■ **Directive**: Select the lines that contain "Accuracy" and copy each of them.

■ **Task data**:
····················

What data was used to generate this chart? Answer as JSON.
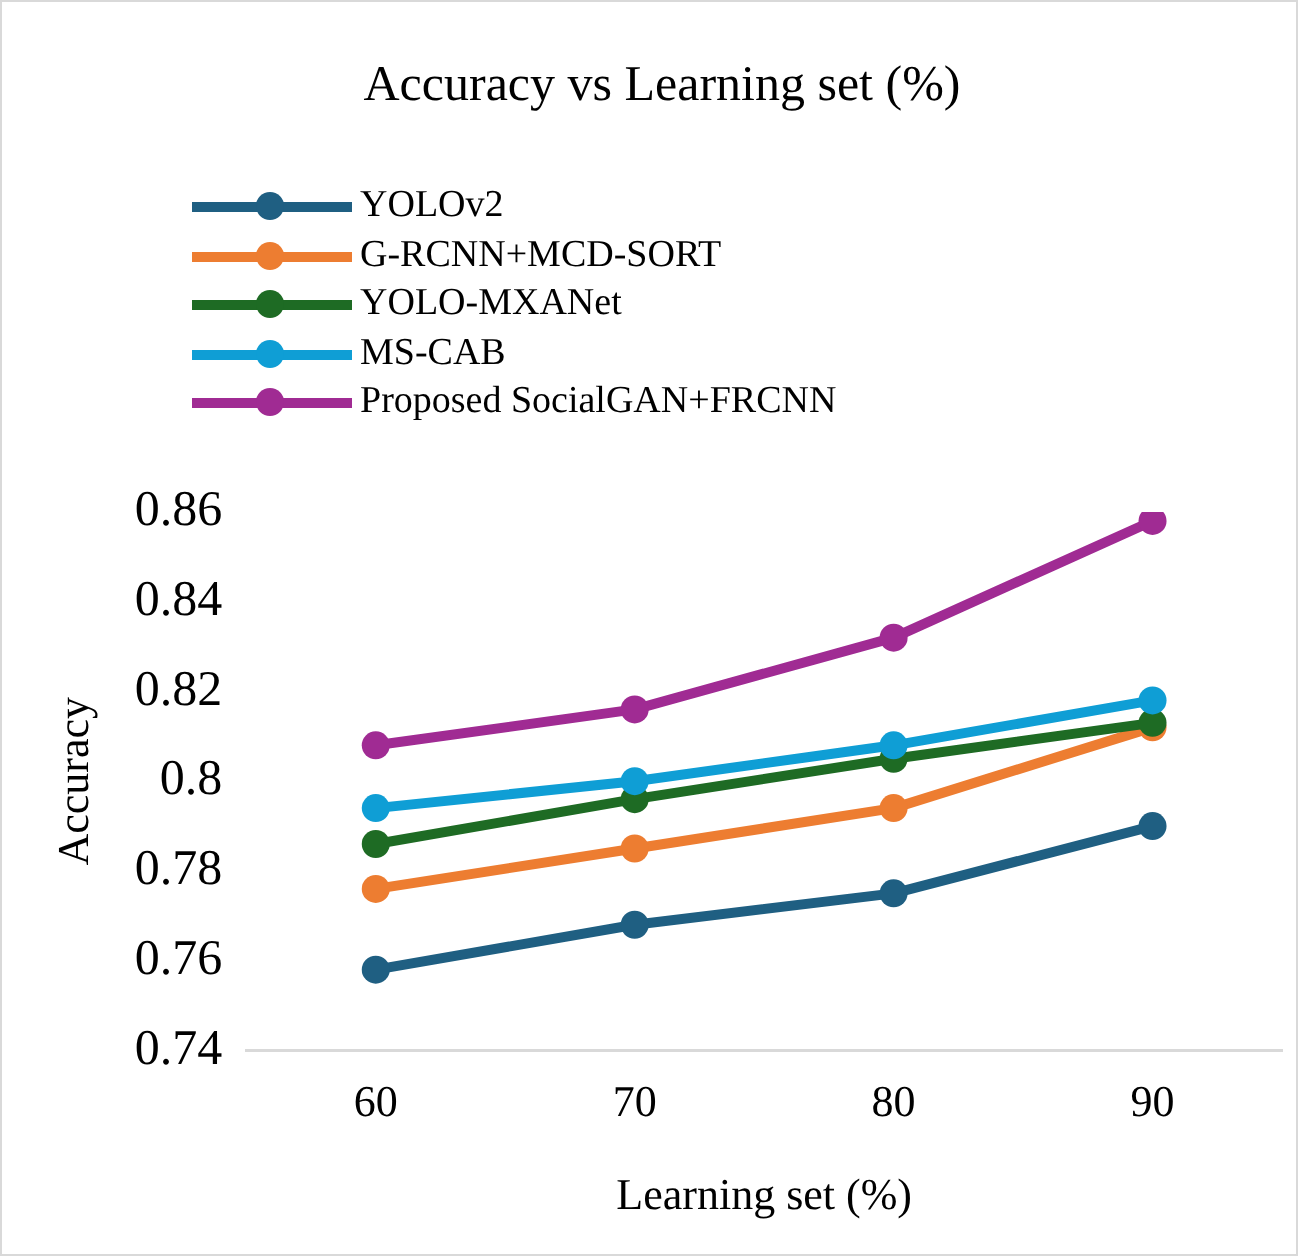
{
  "chart_data": {
    "type": "line",
    "title": "Accuracy vs Learning set (%)",
    "xlabel": "Learning set (%)",
    "ylabel": "Accuracy",
    "categories": [
      "60",
      "70",
      "80",
      "90"
    ],
    "series": [
      {
        "name": "YOLOv2",
        "color": "#1f5f82",
        "values": [
          0.758,
          0.768,
          0.775,
          0.79
        ]
      },
      {
        "name": "G-RCNN+MCD-SORT",
        "color": "#ed7d31",
        "values": [
          0.776,
          0.785,
          0.794,
          0.812
        ]
      },
      {
        "name": "YOLO-MXANet",
        "color": "#1e6b24",
        "values": [
          0.786,
          0.796,
          0.805,
          0.813
        ]
      },
      {
        "name": "MS-CAB",
        "color": "#0f9ed5",
        "values": [
          0.794,
          0.8,
          0.808,
          0.818
        ]
      },
      {
        "name": "Proposed SocialGAN+FRCNN",
        "color": "#a02b93",
        "values": [
          0.808,
          0.816,
          0.832,
          0.858
        ]
      }
    ],
    "ylim": [
      0.74,
      0.86
    ],
    "yticks": [
      0.74,
      0.76,
      0.78,
      0.8,
      0.82,
      0.84,
      0.86
    ],
    "grid": false,
    "legend": "top",
    "marker": "circle",
    "line_style": "solid"
  }
}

····················

■ **Answer to the problem**:
    "title": "Accuracy vs Learning set (%)",
    "ylabel": "Accuracy",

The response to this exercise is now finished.